## Short exercise
What lines of the data include the string "খবরদ"? Copy them all.

:: Dataset extract ::

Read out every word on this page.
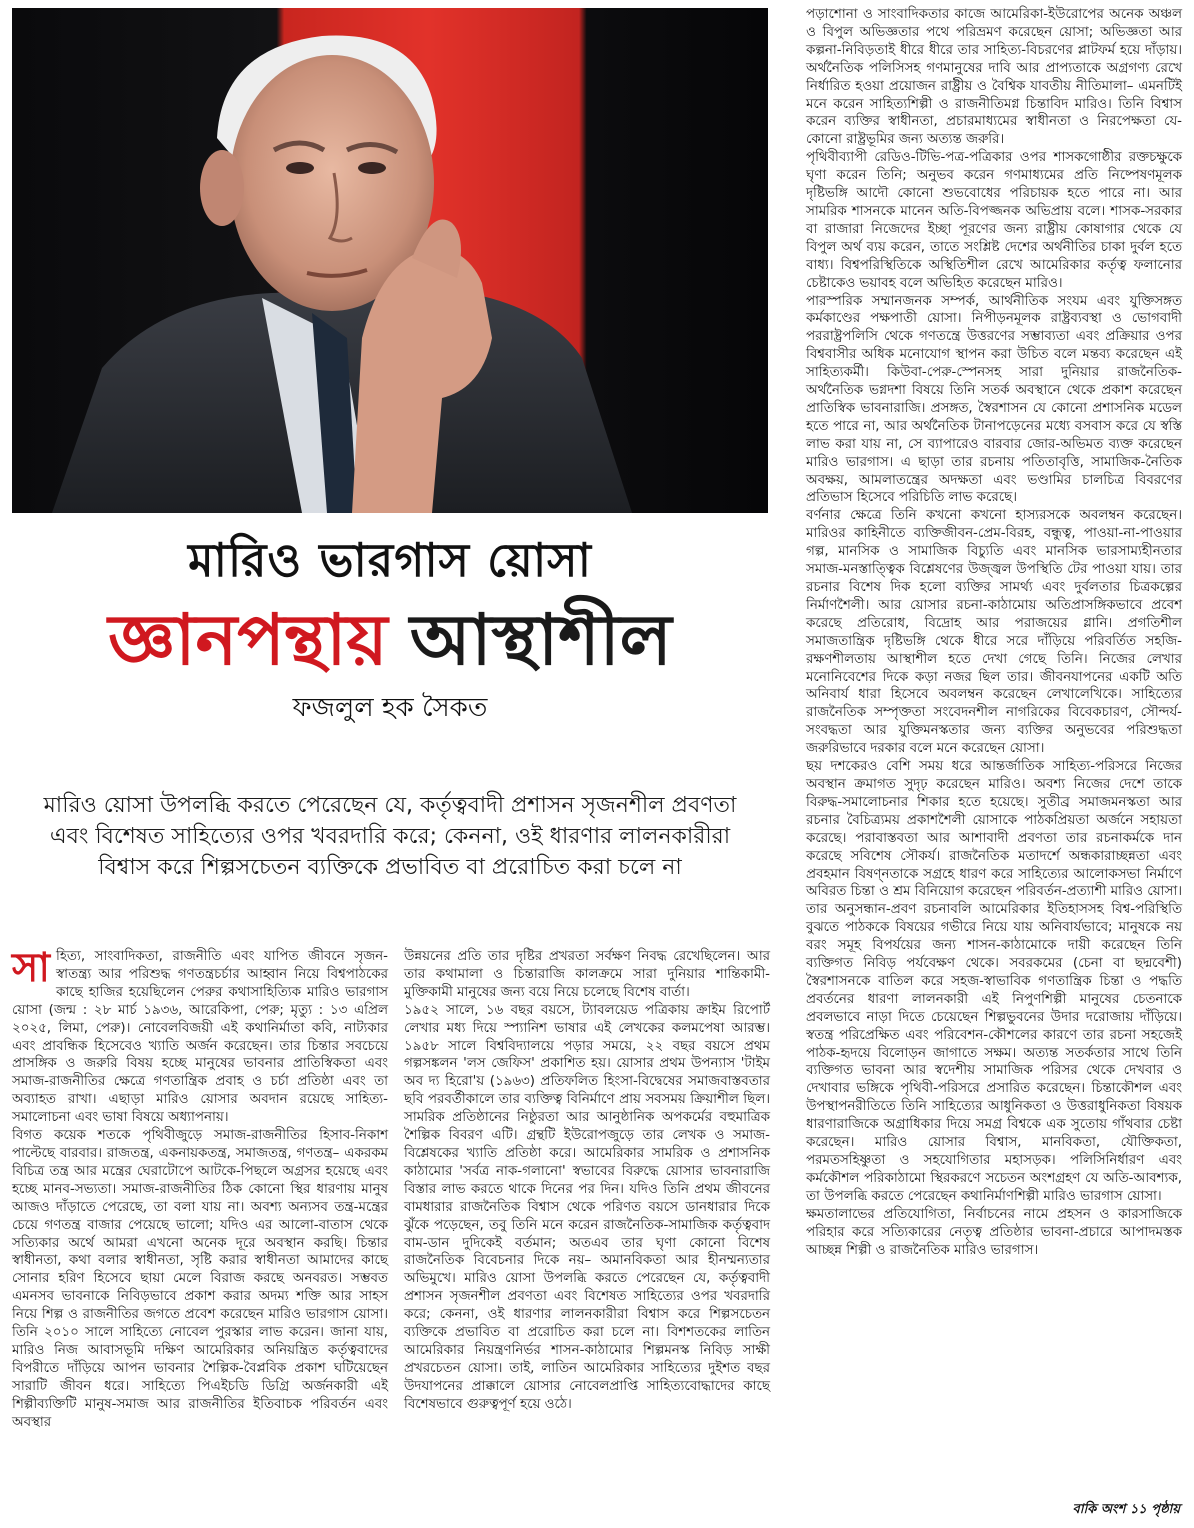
মারিও ভারগাস য়োসা
জ্ঞানপন্থায় আস্থাশীল
ফজলুল হক সৈকত
মারিও য়োসা উপলব্ধি করতে পেরেছেন যে, কর্তৃত্ববাদী প্রশাসন সৃজনশীল প্রবণতা এবং বিশেষত সাহিত্যের ওপর খবরদারি করে; কেননা, ওই ধারণার লালনকারীরা বিশ্বাস করে শিল্পসচেতন ব্যক্তিকে প্রভাবিত বা প্ররোচিত করা চলে না
সা হিত্য, সাংবাদিকতা, রাজনীতি এবং যাপিত জীবনে সৃজন-স্বাতন্ত্র্য আর পরিশুদ্ধ গণতন্ত্রচর্চার আহ্বান নিয়ে বিশ্বপাঠকের কাছে হাজির হয়েছিলেন পেরুর কথাসাহিত্যিক মারিও ভারগাস য়োসা (জন্ম : ২৮ মার্চ ১৯৩৬, আরেকিপা, পেরু; মৃত্যু : ১৩ এপ্রিল ২০২৫, লিমা, পেরু)। নোবেলবিজয়ী এই কথানির্মাতা কবি, নাট্যকার এবং প্রাবন্ধিক হিসেবেও খ্যাতি অর্জন করেছেন। তার চিন্তার সবচেয়ে প্রাসঙ্গিক ও জরুরি বিষয় হচ্ছে মানুষের ভাবনার প্রাতিস্বিকতা এবং সমাজ-রাজনীতির ক্ষেত্রে গণতান্ত্রিক প্রবাহ ও চর্চা প্রতিষ্ঠা এবং তা অব্যাহত রাখা। এছাড়া মারিও য়োসার অবদান রয়েছে সাহিত্য-সমালোচনা এবং ভাষা বিষয়ে অধ্যাপনায়।

বিগত কয়েক শতকে পৃথিবীজুড়ে সমাজ-রাজনীতির হিসাব-নিকাশ পাল্টেছে বারবার। রাজতন্ত্র, একনায়কতন্ত্র, সমাজতন্ত্র, গণতন্ত্র– একরকম বিচিত্র তন্ত্র আর মন্ত্রের ঘেরাটোপে আটকে-পিছলে অগ্রসর হয়েছে এবং হচ্ছে মানব-সভ্যতা। সমাজ-রাজনীতির ঠিক কোনো স্থির ধারণায় মানুষ আজও দাঁড়াতে পেরেছে, তা বলা যায় না। অবশ্য অন্যসব তন্ত্র-মন্ত্রের চেয়ে গণতন্ত্র বাজার পেয়েছে ভালো; যদিও এর আলো-বাতাস থেকে সত্যিকার অর্থে আমরা এখনো অনেক দূরে অবস্থান করছি। চিন্তার স্বাধীনতা, কথা বলার স্বাধীনতা, সৃষ্টি করার স্বাধীনতা আমাদের কাছে সোনার হরিণ হিসেবে ছায়া মেলে বিরাজ করছে অনবরত। সম্ভবত এমনসব ভাবনাকে নিবিড়ভাবে প্রকাশ করার অদম্য শক্তি আর সাহস নিয়ে শিল্প ও রাজনীতির জগতে প্রবেশ করেছেন মারিও ভারগাস য়োসা। তিনি ২০১০ সালে সাহিত্যে নোবেল পুরস্কার লাভ করেন। জানা যায়, মারিও নিজ আবাসভূমি দক্ষিণ আমেরিকার অনিয়ন্ত্রিত কর্তৃত্ববাদের বিপরীতে দাঁড়িয়ে আপন ভাবনার শৈল্পিক-বৈপ্লবিক প্রকাশ ঘটিয়েছেন সারাটি জীবন ধরে। সাহিত্যে পিএইচডি ডিগ্রি অর্জনকারী এই শিল্পীব্যক্তিটি মানুষ-সমাজ আর রাজনীতির ইতিবাচক পরিবর্তন এবং অবস্থার

উন্নয়নের প্রতি তার দৃষ্টির প্রখরতা সর্বক্ষণ নিবদ্ধ রেখেছিলেন। আর তার কথামালা ও চিন্তারাজি কালক্রমে সারা দুনিয়ার শান্তিকামী-মুক্তিকামী মানুষের জন্য বয়ে নিয়ে চলেছে বিশেষ বার্তা।

১৯৫২ সালে, ১৬ বছর বয়সে, ট্যাবলয়েড পত্রিকায় ক্রাইম রিপোর্ট লেখার মধ্য দিয়ে স্প্যানিশ ভাষার এই লেখকের কলমপেষা আরম্ভ। ১৯৫৮ সালে বিশ্ববিদ্যালয়ে পড়ার সময়ে, ২২ বছর বয়সে প্রথম গল্পসঙ্কলন 'লস জেফিস' প্রকাশিত হয়। য়োসার প্রথম উপন্যাস 'টাইম অব দ্য হিরো'য় (১৯৬৩) প্রতিফলিত হিংসা-বিদ্বেষের সমাজবাস্তবতার ছবি পরবর্তীকালে তার ব্যক্তিত্ব বিনির্মাণে প্রায় সবসময় ক্রিয়াশীল ছিল। সামরিক প্রতিষ্ঠানের নিষ্ঠুরতা আর আনুষ্ঠানিক অপকর্মের বহুমাত্রিক শৈল্পিক বিবরণ এটি। গ্রন্থটি ইউরোপজুড়ে তার লেখক ও সমাজ-বিশ্লেষকের খ্যাতি প্রতিষ্ঠা করে। আমেরিকার সামরিক ও প্রশাসনিক কাঠামোর 'সর্বত্র নাক-গলানো' স্বভাবের বিরুদ্ধে য়োসার ভাবনারাজি বিস্তার লাভ করতে থাকে দিনের পর দিন। যদিও তিনি প্রথম জীবনের বামধারার রাজনৈতিক বিশ্বাস থেকে পরিণত বয়সে ডানধারার দিকে ঝুঁকে পড়েছেন, তবু তিনি মনে করেন রাজনৈতিক-সামাজিক কর্তৃত্ববাদ বাম-ডান দুদিকেই বর্তমান; অতএব তার ঘৃণা কোনো বিশেষ রাজনৈতিক বিবেচনার দিকে নয়– অমানবিকতা আর হীনম্মন্যতার অভিমুখে। মারিও য়োসা উপলব্ধি করতে পেরেছেন যে, কর্তৃত্ববাদী প্রশাসন সৃজনশীল প্রবণতা এবং বিশেষত সাহিত্যের ওপর খবরদারি করে; কেননা, ওই ধারণার লালনকারীরা বিশ্বাস করে শিল্পসচেতন ব্যক্তিকে প্রভাবিত বা প্ররোচিত করা চলে না। বিশশতকের লাতিন আমেরিকার নিয়ন্ত্রণনির্ভর শাসন-কাঠামোর শিল্পমনস্ক নিবিড় সাক্ষী প্রখরচেতন য়োসা। তাই, লাতিন আমেরিকার সাহিত্যের দুইশত বছর উদযাপনের প্রাক্কালে য়োসার নোবেলপ্রাপ্তি সাহিত্যবোদ্ধাদের কাছে বিশেষভাবে গুরুত্বপূর্ণ হয়ে ওঠে।

পড়াশোনা ও সাংবাদিকতার কাজে আমেরিকা-ইউরোপের অনেক অঞ্চল ও বিপুল অভিজ্ঞতার পথে পরিভ্রমণ করেছেন য়োসা; অভিজ্ঞতা আর কল্পনা-নিবিড়তাই ধীরে ধীরে তার সাহিত্য-বিচরণের প্লাটফর্ম হয়ে দাঁড়ায়। অর্থনৈতিক পলিসিসহ গণমানুষের দাবি আর প্রাপ্যতাকে অগ্রগণ্য রেখে নির্ধারিত হওয়া প্রয়োজন রাষ্ট্রীয় ও বৈশ্বিক যাবতীয় নীতিমালা– এমনটিই মনে করেন সাহিত্যশিল্পী ও রাজনীতিমগ্ন চিন্তাবিদ মারিও। তিনি বিশ্বাস করেন ব্যক্তির স্বাধীনতা, প্রচারমাধ্যমের স্বাধীনতা ও নিরপেক্ষতা যে-কোনো রাষ্ট্রভূমির জন্য অত্যন্ত জরুরি।

পৃথিবীব্যাপী রেডিও-টিভি-পত্র-পত্রিকার ওপর শাসকগোষ্ঠীর রক্তচক্ষুকে ঘৃণা করেন তিনি; অনুভব করেন গণমাধ্যমের প্রতি নিষ্পেষণমূলক দৃষ্টিভঙ্গি আদৌ কোনো শুভবোধের পরিচায়ক হতে পারে না। আর সামরিক শাসনকে মানেন অতি-বিপজ্জনক অভিপ্রায় বলে। শাসক-সরকার বা রাজারা নিজেদের ইচ্ছা পূরণের জন্য রাষ্ট্রীয় কোষাগার থেকে যে বিপুল অর্থ ব্যয় করেন, তাতে সংশ্লিষ্ট দেশের অর্থনীতির চাকা দুর্বল হতে বাধ্য। বিশ্বপরিস্থিতিকে অস্থিতিশীল রেখে আমেরিকার কর্তৃত্ব ফলানোর চেষ্টাকেও ভয়াবহ বলে অভিহিত করেছেন মারিও।

পারস্পরিক সম্মানজনক সম্পর্ক, আর্থনীতিক সংযম এবং যুক্তিসঙ্গত কর্মকাণ্ডের পক্ষপাতী য়োসা। নিপীড়নমূলক রাষ্ট্রব্যবস্থা ও ভোগবাদী পররাষ্ট্রপলিসি থেকে গণতন্ত্রে উত্তরণের সম্ভাব্যতা এবং প্রক্রিয়ার ওপর বিশ্ববাসীর অধিক মনোযোগ স্থাপন করা উচিত বলে মন্তব্য করেছেন এই সাহিত্যকর্মী। কিউবা-পেরু-স্পেনসহ সারা দুনিয়ার রাজনৈতিক-অর্থনৈতিক ভগ্নদশা বিষয়ে তিনি সতর্ক অবস্থানে থেকে প্রকাশ করেছেন প্রাতিস্বিক ভাবনারাজি। প্রসঙ্গত, স্বৈরশাসন যে কোনো প্রশাসনিক মডেল হতে পারে না, আর অর্থনৈতিক টানাপড়েনের মধ্যে বসবাস করে যে স্বস্তি লাভ করা যায় না, সে ব্যাপারেও বারবার জোর-অভিমত ব্যক্ত করেছেন মারিও ভারগাস। এ ছাড়া তার রচনায় পতিতাবৃত্তি, সামাজিক-নৈতিক অবক্ষয়, আমলাতন্ত্রের অদক্ষতা এবং ভণ্ডামির চালচিত্র বিবরণের প্রতিভাস হিসেবে পরিচিতি লাভ করেছে।

বর্ণনার ক্ষেত্রে তিনি কখনো কখনো হাস্যরসকে অবলম্বন করেছেন। মারিওর কাহিনীতে ব্যক্তিজীবন-প্রেম-বিরহ, বন্ধুত্ব, পাওয়া-না-পাওয়ার গল্প, মানসিক ও সামাজিক বিচ্যুতি এবং মানসিক ভারসাম্যহীনতার সমাজ-মনস্তাত্ত্বিক বিশ্লেষণের উজ্জ্বল উপস্থিতি টের পাওয়া যায়। তার রচনার বিশেষ দিক হলো ব্যক্তির সামর্থ্য এবং দুর্বলতার চিত্রকল্পের নির্মাণশৈলী। আর য়োসার রচনা-কাঠামোয় অতিপ্রাসঙ্গিকভাবে প্রবেশ করেছে প্রতিরোধ, বিদ্রোহ আর পরাজয়ের গ্লানি। প্রগতিশীল সমাজতান্ত্রিক দৃষ্টিভঙ্গি থেকে ধীরে সরে দাঁড়িয়ে পরিবর্তিত সহজি-রক্ষণশীলতায় আস্থাশীল হতে দেখা গেছে তিনি। নিজের লেখার মনোনিবেশের দিকে কড়া নজর ছিল তার। জীবনযাপনের একটি অতি অনিবার্য ধারা হিসেবে অবলম্বন করেছেন লেখালেখিকে। সাহিত্যের রাজনৈতিক সম্পৃক্ততা সংবেদনশীল নাগরিকের বিবেকচারণ, সৌন্দর্য-সংবদ্ধতা আর যুক্তিমনস্কতার জন্য ব্যক্তির অনুভবের পরিশুদ্ধতা জরুরিভাবে দরকার বলে মনে করেছেন য়োসা।

ছয় দশকেরও বেশি সময় ধরে আন্তর্জাতিক সাহিত্য-পরিসরে নিজের অবস্থান ক্রমাগত সুদৃঢ় করেছেন মারিও। অবশ্য নিজের দেশে তাকে বিরুদ্ধ-সমালোচনার শিকার হতে হয়েছে। সুতীব্র সমাজমনস্কতা আর রচনার বৈচিত্র্যময় প্রকাশশৈলী য়োসাকে পাঠকপ্রিয়তা অর্জনে সহায়তা করেছে। পরাবাস্তবতা আর আশাবাদী প্রবণতা তার রচনাকর্মকে দান করেছে সবিশেষ সৌকর্য। রাজনৈতিক মতাদর্শে অন্ধকারাচ্ছন্নতা এবং প্রবহমান বিষণ্নতাকে সগ্রহে ধারণ করে সাহিত্যের আলোকসভা নির্মাণে অবিরত চিন্তা ও শ্রম বিনিয়োগ করেছেন পরিবর্তন-প্রত্যাশী মারিও য়োসা। তার অনুসন্ধান-প্রবণ রচনাবলি আমেরিকার ইতিহাসসহ বিশ্ব-পরিস্থিতি বুঝতে পাঠককে বিষয়ের গভীরে নিয়ে যায় অনিবার্যভাবে; মানুষকে নয় বরং সমূহ বিপর্যয়ের জন্য শাসন-কাঠামোকে দায়ী করেছেন তিনি ব্যক্তিগত নিবিড় পর্যবেক্ষণ থেকে। সবরকমের (চেনা বা ছদ্মবেশী) স্বৈরশাসনকে বাতিল করে সহজ-স্বাভাবিক গণতান্ত্রিক চিন্তা ও পদ্ধতি প্রবর্তনের ধারণা লালনকারী এই নিপুণশিল্পী মানুষের চেতনাকে প্রবলভাবে নাড়া দিতে চেয়েছেন শিল্পভুবনের উদার দরোজায় দাঁড়িয়ে। স্বতন্ত্র পরিপ্রেক্ষিত এবং পরিবেশন-কৌশলের কারণে তার রচনা সহজেই পাঠক-হৃদয়ে বিলোড়ন জাগাতে সক্ষম। অত্যন্ত সতর্কতার সাথে তিনি ব্যক্তিগত ভাবনা আর স্বদেশীয় সামাজিক পরিসর থেকে দেখবার ও দেখাবার ভঙ্গিকে পৃথিবী-পরিসরে প্রসারিত করেছেন। চিন্তাকৌশল এবং উপস্থাপনরীতিতে তিনি সাহিত্যের আধুনিকতা ও উত্তরাধুনিকতা বিষয়ক ধারণারাজিকে অগ্রাধিকার দিয়ে সমগ্র বিশ্বকে এক সুতোয় গাঁথবার চেষ্টা করেছেন। মারিও য়োসার বিশ্বাস, মানবিকতা, যৌক্তিকতা, পরমতসহিষ্ণুতা ও সহযোগিতার মহাসড়ক। পলিসিনির্ধারণ এবং কর্মকৌশল পরিকাঠামো স্থিরকরণে সচেতন অংশগ্রহণ যে অতি-আবশ্যক, তা উপলব্ধি করতে পেরেছেন কথানির্মাণশিল্পী মারিও ভারগাস য়োসা।

ক্ষমতালাভের প্রতিযোগিতা, নির্বাচনের নামে প্রহসন ও কারসাজিকে পরিহার করে সত্যিকারের নেতৃত্ব প্রতিষ্ঠার ভাবনা-প্রচারে আপাদমস্তক আচ্ছন্ন শিল্পী ও রাজনৈতিক মারিও ভারগাস।

বাকি অংশ ১১ পৃষ্ঠায়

:::

## Finished answer
মারিও য়োসা উপলব্ধি করতে পেরেছেন যে, কর্তৃত্ববাদী প্রশাসন সৃজনশীল প্রবণতা এবং বিশেষত সাহিত্যের ওপর খবরদারি করে; কেননা, ওই ধারণার লালনকারীরা বিশ্বাস করে শিল্পসচেতন ব্যক্তিকে প্রভাবিত বা প্ররোচিত করা চলে না
১৯৫২ সালে, ১৬ বছর বয়সে, ট্যাবলয়েড পত্রিকায় ক্রাইম রিপোর্ট লেখার মধ্য দিয়ে স্প্যানিশ ভাষার এই লেখকের কলমপেষা আরম্ভ। ১৯৫৮ সালে বিশ্ববিদ্যালয়ে পড়ার সময়ে, ২২ বছর বয়সে প্রথম গল্পসঙ্কলন 'লস জেফিস' প্রকাশিত হয়। য়োসার প্রথম উপন্যাস 'টাইম অব দ্য হিরো'য় (১৯৬৩) প্রতিফলিত হিংসা-বিদ্বেষের সমাজবাস্তবতার ছবি পরবর্তীকালে তার ব্যক্তিত্ব বিনির্মাণে প্রায় সবসময় ক্রিয়াশীল ছিল। সামরিক প্রতিষ্ঠানের নিষ্ঠুরতা আর আনুষ্ঠানিক অপকর্মের বহুমাত্রিক শৈল্পিক বিবরণ এটি। গ্রন্থটি ইউরোপজুড়ে তার লেখক ও সমাজ-বিশ্লেষকের খ্যাতি প্রতিষ্ঠা করে। আমেরিকার সামরিক ও প্রশাসনিক কাঠামোর 'সর্বত্র নাক-গলানো' স্বভাবের বিরুদ্ধে য়োসার ভাবনারাজি বিস্তার লাভ করতে থাকে দিনের পর দিন। যদিও তিনি প্রথম জীবনের বামধারার রাজনৈতিক বিশ্বাস থেকে পরিণত বয়সে ডানধারার দিকে ঝুঁকে পড়েছেন, তবু তিনি মনে করেন রাজনৈতিক-সামাজিক কর্তৃত্ববাদ বাম-ডান দুদিকেই বর্তমান; অতএব তার ঘৃণা কোনো বিশেষ রাজনৈতিক বিবেচনার দিকে নয়– অমানবিকতা আর হীনম্মন্যতার অভিমুখে। মারিও য়োসা উপলব্ধি করতে পেরেছেন যে, কর্তৃত্ববাদী প্রশাসন সৃজনশীল প্রবণতা এবং বিশেষত সাহিত্যের ওপর খবরদারি করে; কেননা, ওই ধারণার লালনকারীরা বিশ্বাস করে শিল্পসচেতন ব্যক্তিকে প্রভাবিত বা প্ররোচিত করা চলে না। বিশশতকের লাতিন আমেরিকার নিয়ন্ত্রণনির্ভর শাসন-কাঠামোর শিল্পমনস্ক নিবিড় সাক্ষী প্রখরচেতন য়োসা। তাই, লাতিন আমেরিকার সাহিত্যের দুইশত বছর উদযাপনের প্রাক্কালে য়োসার নোবেলপ্রাপ্তি সাহিত্যবোদ্ধাদের কাছে বিশেষভাবে গুরুত্বপূর্ণ হয়ে ওঠে।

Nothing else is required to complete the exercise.